Prompt: Filter this material down to the lines that hold "product", copying each one.

Material supplied:
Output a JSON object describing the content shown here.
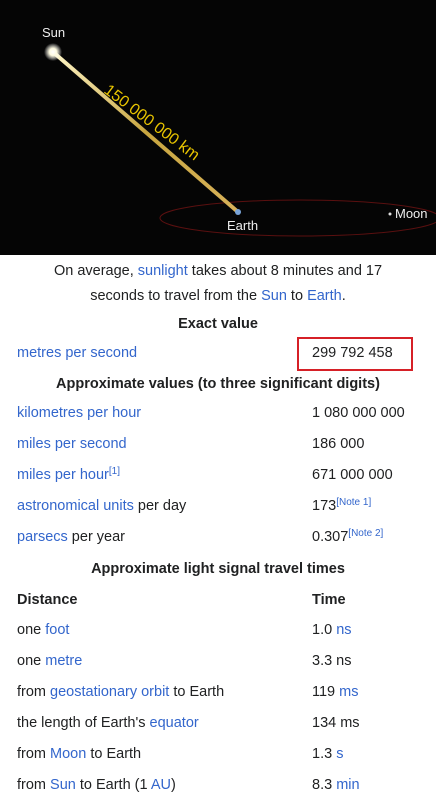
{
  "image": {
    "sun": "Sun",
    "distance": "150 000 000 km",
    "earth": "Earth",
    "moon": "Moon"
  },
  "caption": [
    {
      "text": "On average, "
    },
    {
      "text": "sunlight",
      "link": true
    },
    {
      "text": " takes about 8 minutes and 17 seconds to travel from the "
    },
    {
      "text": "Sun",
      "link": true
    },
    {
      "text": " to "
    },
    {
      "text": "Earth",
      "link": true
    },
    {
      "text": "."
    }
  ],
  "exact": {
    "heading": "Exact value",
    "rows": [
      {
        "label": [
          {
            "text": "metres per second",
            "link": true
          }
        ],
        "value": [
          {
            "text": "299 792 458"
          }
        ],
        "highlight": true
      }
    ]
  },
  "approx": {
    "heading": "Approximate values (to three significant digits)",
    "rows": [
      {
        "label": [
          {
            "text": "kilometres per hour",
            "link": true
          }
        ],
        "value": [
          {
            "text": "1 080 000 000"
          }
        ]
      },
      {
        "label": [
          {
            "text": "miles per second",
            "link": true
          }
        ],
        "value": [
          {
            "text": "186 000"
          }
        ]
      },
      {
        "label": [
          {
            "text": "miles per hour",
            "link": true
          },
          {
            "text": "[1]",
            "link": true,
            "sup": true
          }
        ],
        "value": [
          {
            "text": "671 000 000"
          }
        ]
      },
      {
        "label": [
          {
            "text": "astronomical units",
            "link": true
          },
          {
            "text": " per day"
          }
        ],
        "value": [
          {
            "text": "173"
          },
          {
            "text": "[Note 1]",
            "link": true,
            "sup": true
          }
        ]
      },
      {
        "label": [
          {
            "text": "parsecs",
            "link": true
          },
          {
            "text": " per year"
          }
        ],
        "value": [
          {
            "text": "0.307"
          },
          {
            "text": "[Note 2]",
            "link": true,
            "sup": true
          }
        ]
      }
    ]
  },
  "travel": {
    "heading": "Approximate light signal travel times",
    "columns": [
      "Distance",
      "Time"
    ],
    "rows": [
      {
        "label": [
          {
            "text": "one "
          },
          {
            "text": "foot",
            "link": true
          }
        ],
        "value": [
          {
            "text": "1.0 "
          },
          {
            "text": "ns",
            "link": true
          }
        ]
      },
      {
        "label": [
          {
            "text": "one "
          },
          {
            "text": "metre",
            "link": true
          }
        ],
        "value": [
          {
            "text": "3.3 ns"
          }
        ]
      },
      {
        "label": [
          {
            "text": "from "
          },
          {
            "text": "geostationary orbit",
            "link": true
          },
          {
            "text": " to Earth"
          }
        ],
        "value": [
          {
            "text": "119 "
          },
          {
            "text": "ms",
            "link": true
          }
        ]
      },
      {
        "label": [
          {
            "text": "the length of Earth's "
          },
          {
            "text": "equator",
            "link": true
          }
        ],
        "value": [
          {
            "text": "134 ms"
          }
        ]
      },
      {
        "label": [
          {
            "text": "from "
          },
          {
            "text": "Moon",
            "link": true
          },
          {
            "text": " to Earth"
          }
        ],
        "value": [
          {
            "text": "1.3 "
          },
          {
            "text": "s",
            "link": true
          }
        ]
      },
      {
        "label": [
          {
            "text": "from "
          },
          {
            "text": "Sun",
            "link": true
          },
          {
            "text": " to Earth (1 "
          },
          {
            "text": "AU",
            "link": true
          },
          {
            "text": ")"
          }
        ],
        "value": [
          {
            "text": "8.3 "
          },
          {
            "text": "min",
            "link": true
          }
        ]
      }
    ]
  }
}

...

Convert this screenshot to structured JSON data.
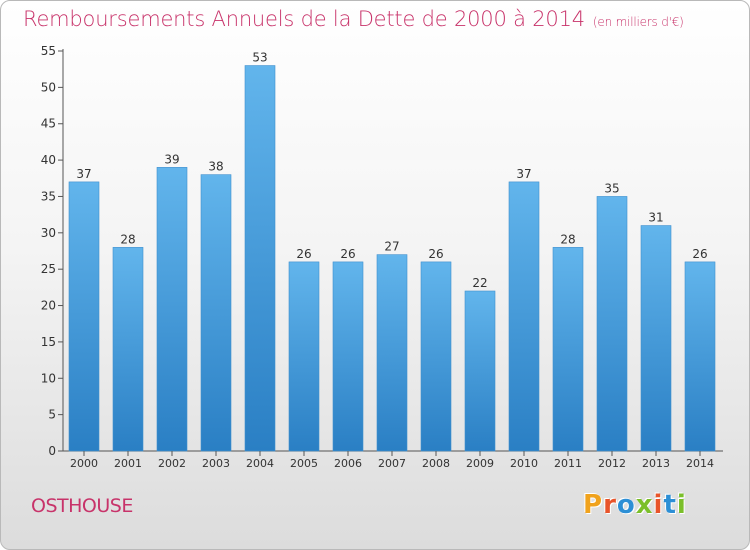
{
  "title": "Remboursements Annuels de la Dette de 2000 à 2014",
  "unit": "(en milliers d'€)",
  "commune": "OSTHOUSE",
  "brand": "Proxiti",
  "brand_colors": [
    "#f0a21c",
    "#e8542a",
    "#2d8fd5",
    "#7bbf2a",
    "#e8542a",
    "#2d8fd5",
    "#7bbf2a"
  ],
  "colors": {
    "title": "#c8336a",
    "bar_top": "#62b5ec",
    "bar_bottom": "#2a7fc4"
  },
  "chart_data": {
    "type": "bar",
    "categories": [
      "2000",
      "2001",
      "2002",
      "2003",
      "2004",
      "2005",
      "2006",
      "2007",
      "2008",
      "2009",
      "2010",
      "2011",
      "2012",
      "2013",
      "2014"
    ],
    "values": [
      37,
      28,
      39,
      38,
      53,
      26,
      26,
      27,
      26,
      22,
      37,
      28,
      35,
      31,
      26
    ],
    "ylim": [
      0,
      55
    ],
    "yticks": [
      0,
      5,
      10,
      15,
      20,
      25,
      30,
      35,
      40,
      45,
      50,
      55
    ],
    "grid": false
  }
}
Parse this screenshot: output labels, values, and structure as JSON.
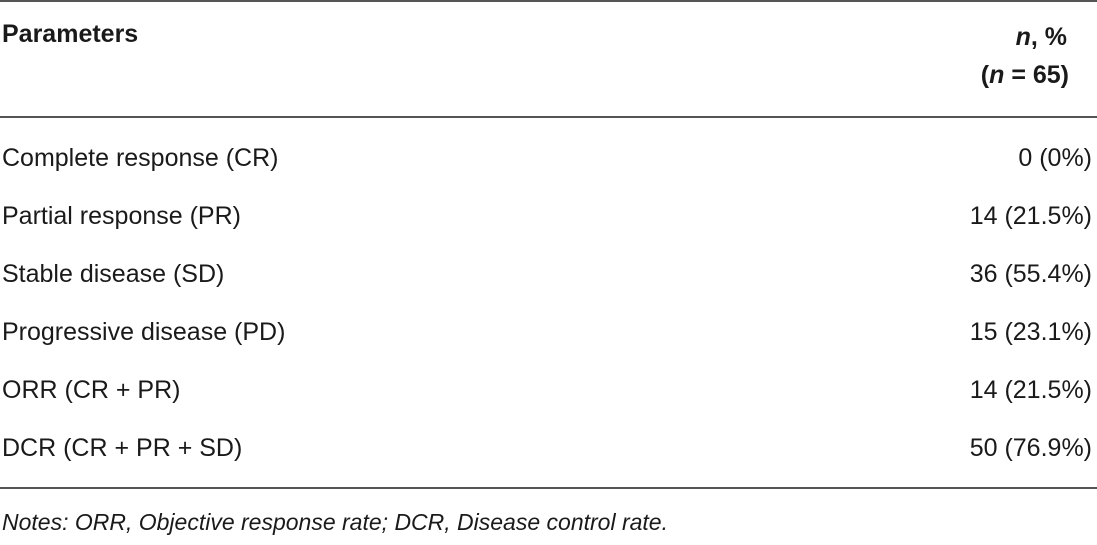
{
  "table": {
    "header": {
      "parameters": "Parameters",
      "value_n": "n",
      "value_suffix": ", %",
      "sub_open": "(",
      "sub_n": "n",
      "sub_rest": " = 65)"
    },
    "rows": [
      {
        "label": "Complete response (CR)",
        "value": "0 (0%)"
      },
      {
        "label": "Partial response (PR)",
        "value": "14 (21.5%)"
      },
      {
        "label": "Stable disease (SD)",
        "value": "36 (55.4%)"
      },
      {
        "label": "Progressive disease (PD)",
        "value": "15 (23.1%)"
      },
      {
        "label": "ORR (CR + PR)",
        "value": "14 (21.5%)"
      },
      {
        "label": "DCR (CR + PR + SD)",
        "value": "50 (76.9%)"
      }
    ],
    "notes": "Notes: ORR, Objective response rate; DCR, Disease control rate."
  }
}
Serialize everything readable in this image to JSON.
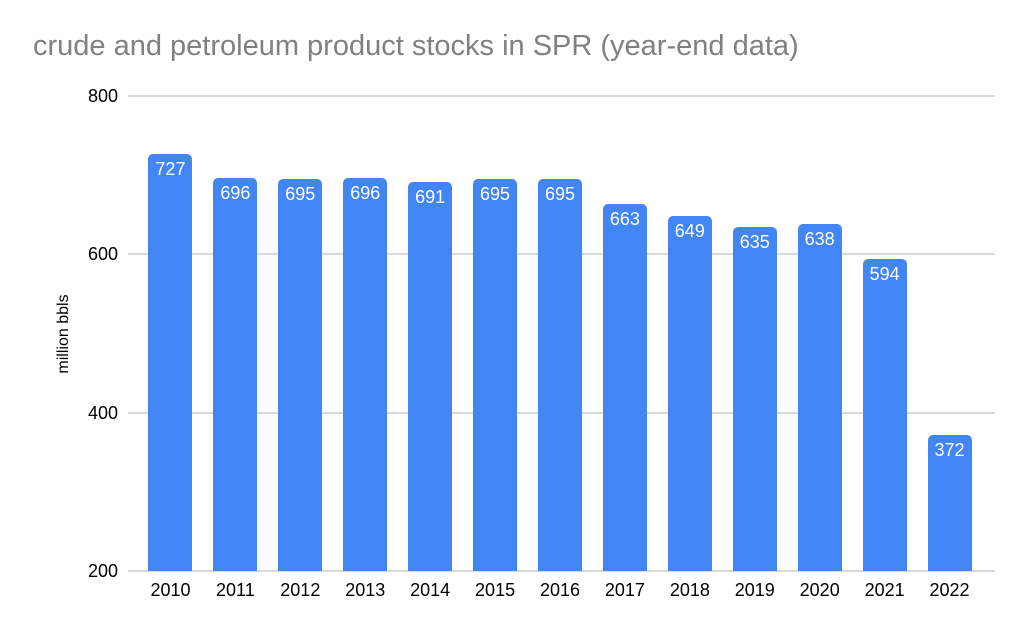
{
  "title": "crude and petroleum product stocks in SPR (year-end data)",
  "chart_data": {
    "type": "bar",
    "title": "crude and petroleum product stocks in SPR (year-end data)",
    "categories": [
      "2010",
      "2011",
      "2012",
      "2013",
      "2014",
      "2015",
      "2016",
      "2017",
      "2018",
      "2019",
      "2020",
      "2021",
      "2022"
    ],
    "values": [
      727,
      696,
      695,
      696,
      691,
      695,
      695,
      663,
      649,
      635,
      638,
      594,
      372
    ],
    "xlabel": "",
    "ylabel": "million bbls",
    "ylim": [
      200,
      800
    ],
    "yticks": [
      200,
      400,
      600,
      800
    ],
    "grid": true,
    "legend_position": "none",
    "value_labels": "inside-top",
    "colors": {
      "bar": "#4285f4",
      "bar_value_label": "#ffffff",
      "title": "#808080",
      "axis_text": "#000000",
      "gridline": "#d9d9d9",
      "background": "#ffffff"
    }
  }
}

Solution to this exercise:
  "title": "crude and petroleum product stocks in SPR (year-end data)",
    "title": "crude and petroleum product stocks in SPR (year-end data)",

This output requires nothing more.